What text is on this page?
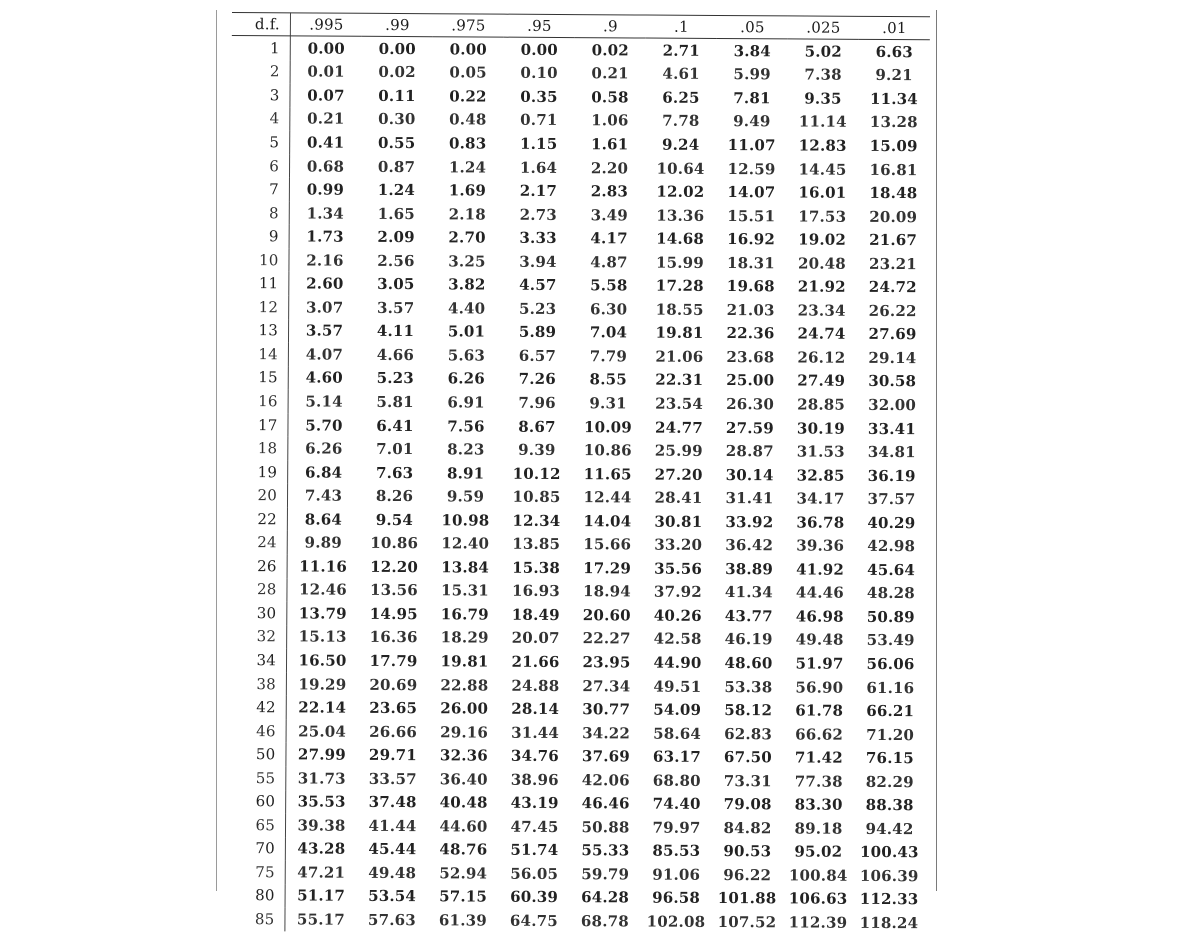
d.f.	.995	.99	.975	.95	.9	.1	.05	.025	.01
1	0.00	0.00	0.00	0.00	0.02	2.71	3.84	5.02	6.63
2	0.01	0.02	0.05	0.10	0.21	4.61	5.99	7.38	9.21
3	0.07	0.11	0.22	0.35	0.58	6.25	7.81	9.35	11.34
4	0.21	0.30	0.48	0.71	1.06	7.78	9.49	11.14	13.28
5	0.41	0.55	0.83	1.15	1.61	9.24	11.07	12.83	15.09
6	0.68	0.87	1.24	1.64	2.20	10.64	12.59	14.45	16.81
7	0.99	1.24	1.69	2.17	2.83	12.02	14.07	16.01	18.48
8	1.34	1.65	2.18	2.73	3.49	13.36	15.51	17.53	20.09
9	1.73	2.09	2.70	3.33	4.17	14.68	16.92	19.02	21.67
10	2.16	2.56	3.25	3.94	4.87	15.99	18.31	20.48	23.21
11	2.60	3.05	3.82	4.57	5.58	17.28	19.68	21.92	24.72
12	3.07	3.57	4.40	5.23	6.30	18.55	21.03	23.34	26.22
13	3.57	4.11	5.01	5.89	7.04	19.81	22.36	24.74	27.69
14	4.07	4.66	5.63	6.57	7.79	21.06	23.68	26.12	29.14
15	4.60	5.23	6.26	7.26	8.55	22.31	25.00	27.49	30.58
16	5.14	5.81	6.91	7.96	9.31	23.54	26.30	28.85	32.00
17	5.70	6.41	7.56	8.67	10.09	24.77	27.59	30.19	33.41
18	6.26	7.01	8.23	9.39	10.86	25.99	28.87	31.53	34.81
19	6.84	7.63	8.91	10.12	11.65	27.20	30.14	32.85	36.19
20	7.43	8.26	9.59	10.85	12.44	28.41	31.41	34.17	37.57
22	8.64	9.54	10.98	12.34	14.04	30.81	33.92	36.78	40.29
24	9.89	10.86	12.40	13.85	15.66	33.20	36.42	39.36	42.98
26	11.16	12.20	13.84	15.38	17.29	35.56	38.89	41.92	45.64
28	12.46	13.56	15.31	16.93	18.94	37.92	41.34	44.46	48.28
30	13.79	14.95	16.79	18.49	20.60	40.26	43.77	46.98	50.89
32	15.13	16.36	18.29	20.07	22.27	42.58	46.19	49.48	53.49
34	16.50	17.79	19.81	21.66	23.95	44.90	48.60	51.97	56.06
38	19.29	20.69	22.88	24.88	27.34	49.51	53.38	56.90	61.16
42	22.14	23.65	26.00	28.14	30.77	54.09	58.12	61.78	66.21
46	25.04	26.66	29.16	31.44	34.22	58.64	62.83	66.62	71.20
50	27.99	29.71	32.36	34.76	37.69	63.17	67.50	71.42	76.15
55	31.73	33.57	36.40	38.96	42.06	68.80	73.31	77.38	82.29
60	35.53	37.48	40.48	43.19	46.46	74.40	79.08	83.30	88.38
65	39.38	41.44	44.60	47.45	50.88	79.97	84.82	89.18	94.42
70	43.28	45.44	48.76	51.74	55.33	85.53	90.53	95.02	100.43
75	47.21	49.48	52.94	56.05	59.79	91.06	96.22	100.84	106.39
80	51.17	53.54	57.15	60.39	64.28	96.58	101.88	106.63	112.33
85	55.17	57.63	61.39	64.75	68.78	102.08	107.52	112.39	118.24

EXERCISE -> Reproduce the material in its entirety and word for word, without the pictures.

ANSWER TO THIS PROBLEM ->
What text is on this page?
d.f.	.995	.99	.975	.95	.9	.1	.05	.025	.01
1	0.00	0.00	0.00	0.00	0.02	2.71	3.84	5.02	6.63
2	0.01	0.02	0.05	0.10	0.21	4.61	5.99	7.38	9.21
3	0.07	0.11	0.22	0.35	0.58	6.25	7.81	9.35	11.34
4	0.21	0.30	0.48	0.71	1.06	7.78	9.49	11.14	13.28
5	0.41	0.55	0.83	1.15	1.61	9.24	11.07	12.83	15.09
6	0.68	0.87	1.24	1.64	2.20	10.64	12.59	14.45	16.81
7	0.99	1.24	1.69	2.17	2.83	12.02	14.07	16.01	18.48
8	1.34	1.65	2.18	2.73	3.49	13.36	15.51	17.53	20.09
9	1.73	2.09	2.70	3.33	4.17	14.68	16.92	19.02	21.67
10	2.16	2.56	3.25	3.94	4.87	15.99	18.31	20.48	23.21
11	2.60	3.05	3.82	4.57	5.58	17.28	19.68	21.92	24.72
12	3.07	3.57	4.40	5.23	6.30	18.55	21.03	23.34	26.22
13	3.57	4.11	5.01	5.89	7.04	19.81	22.36	24.74	27.69
14	4.07	4.66	5.63	6.57	7.79	21.06	23.68	26.12	29.14
15	4.60	5.23	6.26	7.26	8.55	22.31	25.00	27.49	30.58
16	5.14	5.81	6.91	7.96	9.31	23.54	26.30	28.85	32.00
17	5.70	6.41	7.56	8.67	10.09	24.77	27.59	30.19	33.41
18	6.26	7.01	8.23	9.39	10.86	25.99	28.87	31.53	34.81
19	6.84	7.63	8.91	10.12	11.65	27.20	30.14	32.85	36.19
20	7.43	8.26	9.59	10.85	12.44	28.41	31.41	34.17	37.57
22	8.64	9.54	10.98	12.34	14.04	30.81	33.92	36.78	40.29
24	9.89	10.86	12.40	13.85	15.66	33.20	36.42	39.36	42.98
26	11.16	12.20	13.84	15.38	17.29	35.56	38.89	41.92	45.64
28	12.46	13.56	15.31	16.93	18.94	37.92	41.34	44.46	48.28
30	13.79	14.95	16.79	18.49	20.60	40.26	43.77	46.98	50.89
32	15.13	16.36	18.29	20.07	22.27	42.58	46.19	49.48	53.49
34	16.50	17.79	19.81	21.66	23.95	44.90	48.60	51.97	56.06
38	19.29	20.69	22.88	24.88	27.34	49.51	53.38	56.90	61.16
42	22.14	23.65	26.00	28.14	30.77	54.09	58.12	61.78	66.21
46	25.04	26.66	29.16	31.44	34.22	58.64	62.83	66.62	71.20
50	27.99	29.71	32.36	34.76	37.69	63.17	67.50	71.42	76.15
55	31.73	33.57	36.40	38.96	42.06	68.80	73.31	77.38	82.29
60	35.53	37.48	40.48	43.19	46.46	74.40	79.08	83.30	88.38
65	39.38	41.44	44.60	47.45	50.88	79.97	84.82	89.18	94.42
70	43.28	45.44	48.76	51.74	55.33	85.53	90.53	95.02	100.43
75	47.21	49.48	52.94	56.05	59.79	91.06	96.22	100.84	106.39
80	51.17	53.54	57.15	60.39	64.28	96.58	101.88	106.63	112.33
85	55.17	57.63	61.39	64.75	68.78	102.08	107.52	112.39	118.24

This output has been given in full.